=== Stated task ===
Count how many lines hold the string "value", and give only that number.

=== Supplied information ===
···

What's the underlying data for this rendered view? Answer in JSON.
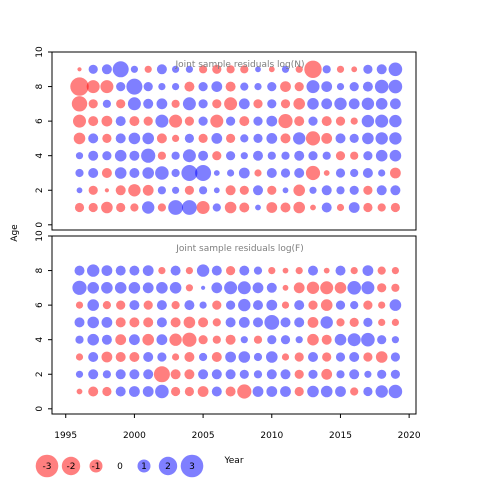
{
  "chart_data": [
    {
      "type": "scatter",
      "title": "Joint sample residuals log(N)",
      "ylabel": "Age",
      "xlim": [
        1994,
        2020.5
      ],
      "ylim": [
        -0.3,
        10
      ],
      "xticks": [
        1995,
        2000,
        2005,
        2010,
        2015,
        2020
      ],
      "yticks": [
        0,
        2,
        4,
        6,
        8,
        10
      ],
      "years": [
        1996,
        1997,
        1998,
        1999,
        2000,
        2001,
        2002,
        2003,
        2004,
        2005,
        2006,
        2007,
        2008,
        2009,
        2010,
        2011,
        2012,
        2013,
        2014,
        2015,
        2016,
        2017,
        2018,
        2019
      ],
      "ages": [
        1,
        2,
        3,
        4,
        5,
        6,
        7,
        8,
        9
      ],
      "residuals": {
        "9": [
          0.1,
          -0.5,
          -0.6,
          -1.5,
          -0.3,
          0.3,
          -0.6,
          -0.3,
          -0.3,
          0.4,
          0.5,
          0.4,
          0.4,
          -0.2,
          0.2,
          -0.3,
          0.3,
          1.8,
          -0.4,
          0.3,
          0.2,
          -0.5,
          -0.6,
          -1.1
        ],
        "8": [
          2.0,
          1.0,
          1.0,
          -0.5,
          -1.5,
          -0.5,
          -0.3,
          -0.3,
          0.6,
          -0.5,
          -0.7,
          0.6,
          -0.4,
          -0.3,
          -0.5,
          0.7,
          0.5,
          -1.0,
          -0.7,
          -0.3,
          -0.5,
          -0.6,
          -1.1,
          -1.1
        ],
        "7": [
          1.4,
          0.5,
          -0.4,
          0.5,
          -1.0,
          -0.6,
          -0.7,
          0.4,
          -1.0,
          -0.5,
          0.5,
          1.0,
          -0.7,
          0.5,
          -0.5,
          0.5,
          0.8,
          -0.8,
          -0.7,
          -0.9,
          -0.7,
          -0.9,
          -0.8,
          -0.7
        ],
        "6": [
          1.0,
          0.6,
          0.7,
          -0.6,
          0.6,
          0.5,
          -1.0,
          1.0,
          0.5,
          -0.5,
          1.0,
          -0.5,
          0.6,
          -0.5,
          -0.7,
          1.2,
          0.6,
          -0.5,
          0.6,
          0.5,
          0.3,
          -0.9,
          -1.0,
          -0.9
        ],
        "5": [
          0.8,
          -0.6,
          0.5,
          -0.6,
          -0.8,
          -0.8,
          0.6,
          0.3,
          -0.5,
          0.5,
          -0.7,
          0.5,
          -0.4,
          -0.5,
          -0.7,
          0.6,
          -0.9,
          1.2,
          0.7,
          -0.6,
          -0.5,
          -0.8,
          -0.9,
          -0.9
        ],
        "4": [
          -0.3,
          -0.6,
          -0.5,
          -0.8,
          -0.6,
          -1.2,
          0.4,
          -0.4,
          -1.0,
          -0.6,
          0.5,
          -0.5,
          -0.3,
          -0.6,
          -0.4,
          -0.4,
          -0.6,
          -0.5,
          -0.4,
          0.5,
          0.4,
          -0.5,
          -0.8,
          -0.8
        ],
        "3": [
          -0.4,
          -0.6,
          0.6,
          -0.8,
          -0.6,
          -0.8,
          -1.1,
          -0.4,
          -1.5,
          -1.5,
          -0.2,
          -0.3,
          -0.7,
          0.3,
          -0.6,
          -0.5,
          -0.6,
          1.2,
          0.2,
          -0.5,
          -0.4,
          -0.6,
          -0.3,
          0.7
        ],
        "2": [
          -0.2,
          0.5,
          0.1,
          0.6,
          0.9,
          0.7,
          -0.4,
          -0.3,
          0.5,
          -0.4,
          -0.2,
          0.6,
          0.5,
          -0.6,
          0.5,
          -0.2,
          0.8,
          -0.3,
          -0.6,
          -0.4,
          -0.5,
          0.5,
          -0.6,
          -0.6
        ],
        "1": [
          0.5,
          0.5,
          0.8,
          0.5,
          0.4,
          -0.9,
          0.4,
          -1.3,
          -1.3,
          1.0,
          -0.4,
          0.8,
          0.6,
          -0.2,
          0.7,
          0.6,
          0.8,
          0.2,
          -0.6,
          0.3,
          -0.7,
          0.5,
          0.4,
          0.5
        ]
      }
    },
    {
      "type": "scatter",
      "title": "Joint sample residuals log(F)",
      "ylabel": "Age",
      "xlabel": "Year",
      "xlim": [
        1994,
        2020.5
      ],
      "ylim": [
        -0.3,
        10
      ],
      "xticks": [
        1995,
        2000,
        2005,
        2010,
        2015,
        2020
      ],
      "yticks": [
        0,
        2,
        4,
        6,
        8,
        10
      ],
      "years": [
        1996,
        1997,
        1998,
        1999,
        2000,
        2001,
        2002,
        2003,
        2004,
        2005,
        2006,
        2007,
        2008,
        2009,
        2010,
        2011,
        2012,
        2013,
        2014,
        2015,
        2016,
        2017,
        2018,
        2019
      ],
      "ages": [
        1,
        2,
        3,
        4,
        5,
        6,
        7,
        8
      ],
      "residuals": {
        "8": [
          -0.6,
          -0.9,
          -0.7,
          -0.6,
          -0.6,
          -0.7,
          0.3,
          -0.6,
          0.3,
          -0.9,
          -0.6,
          0.5,
          -0.6,
          -0.4,
          0.3,
          0.2,
          0.3,
          -0.6,
          0.2,
          -0.6,
          0.3,
          -0.7,
          0.4,
          0.3
        ],
        "7": [
          -1.2,
          -0.8,
          -0.8,
          -0.8,
          -0.8,
          -0.7,
          -0.8,
          -0.8,
          0.3,
          -0.1,
          -0.7,
          -1.0,
          -1.0,
          -0.7,
          -0.6,
          0.2,
          0.7,
          0.9,
          1.0,
          0.8,
          -1.1,
          -1.0,
          0.5,
          0.4
        ],
        "6": [
          0.3,
          -0.8,
          0.4,
          0.5,
          -0.6,
          0.5,
          -0.6,
          0.4,
          -0.6,
          -0.3,
          0.5,
          -0.5,
          -0.9,
          -0.6,
          -0.7,
          0.3,
          -0.6,
          0.5,
          0.8,
          -0.5,
          -0.4,
          0.5,
          0.3,
          -0.8
        ],
        "5": [
          -0.6,
          -0.8,
          -0.7,
          0.6,
          0.6,
          0.6,
          -0.6,
          0.6,
          0.8,
          0.6,
          0.4,
          -0.6,
          -0.7,
          -0.6,
          -1.3,
          -0.6,
          -0.6,
          0.7,
          -0.9,
          0.4,
          0.5,
          -0.5,
          0.3,
          0.3
        ],
        "4": [
          -0.4,
          -0.8,
          -0.6,
          0.7,
          -0.7,
          0.8,
          -0.7,
          0.9,
          1.2,
          0.5,
          0.4,
          0.6,
          -0.3,
          0.4,
          -0.5,
          -0.5,
          -0.3,
          0.8,
          0.6,
          -0.8,
          -1.0,
          -1.1,
          -0.5,
          -0.3
        ],
        "3": [
          0.3,
          -0.6,
          0.7,
          0.6,
          0.6,
          -0.6,
          -0.5,
          0.3,
          0.6,
          -0.4,
          0.6,
          -0.7,
          -0.8,
          -0.4,
          -0.8,
          0.3,
          0.5,
          -0.6,
          0.5,
          -0.5,
          -0.6,
          0.5,
          0.8,
          -0.5
        ],
        "2": [
          -0.3,
          -0.6,
          -0.4,
          -0.6,
          -0.6,
          -0.6,
          1.5,
          0.6,
          0.6,
          -0.6,
          -0.6,
          -0.6,
          -0.5,
          -0.4,
          -0.6,
          -0.6,
          0.5,
          -0.5,
          0.7,
          -0.4,
          -0.6,
          -0.3,
          -0.5,
          -0.5
        ],
        "1": [
          0.2,
          0.6,
          0.5,
          -0.6,
          -0.7,
          -0.7,
          -1.1,
          0.5,
          0.5,
          0.7,
          -0.6,
          0.6,
          1.2,
          -0.7,
          -0.7,
          -0.7,
          0.5,
          -0.8,
          -0.8,
          -0.7,
          0.4,
          -0.5,
          -0.9,
          -1.1
        ]
      }
    }
  ],
  "legend": {
    "items": [
      {
        "label": "-3",
        "value": -3
      },
      {
        "label": "-2",
        "value": -2
      },
      {
        "label": "-1",
        "value": -1
      },
      {
        "label": "0",
        "value": 0
      },
      {
        "label": "1",
        "value": 1
      },
      {
        "label": "2",
        "value": 2
      },
      {
        "label": "3",
        "value": 3
      }
    ]
  },
  "colors": {
    "positive": "#ff0000",
    "negative": "#0000ff",
    "panel_title": "#7f7f7f"
  }
}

···

=== Output ===
7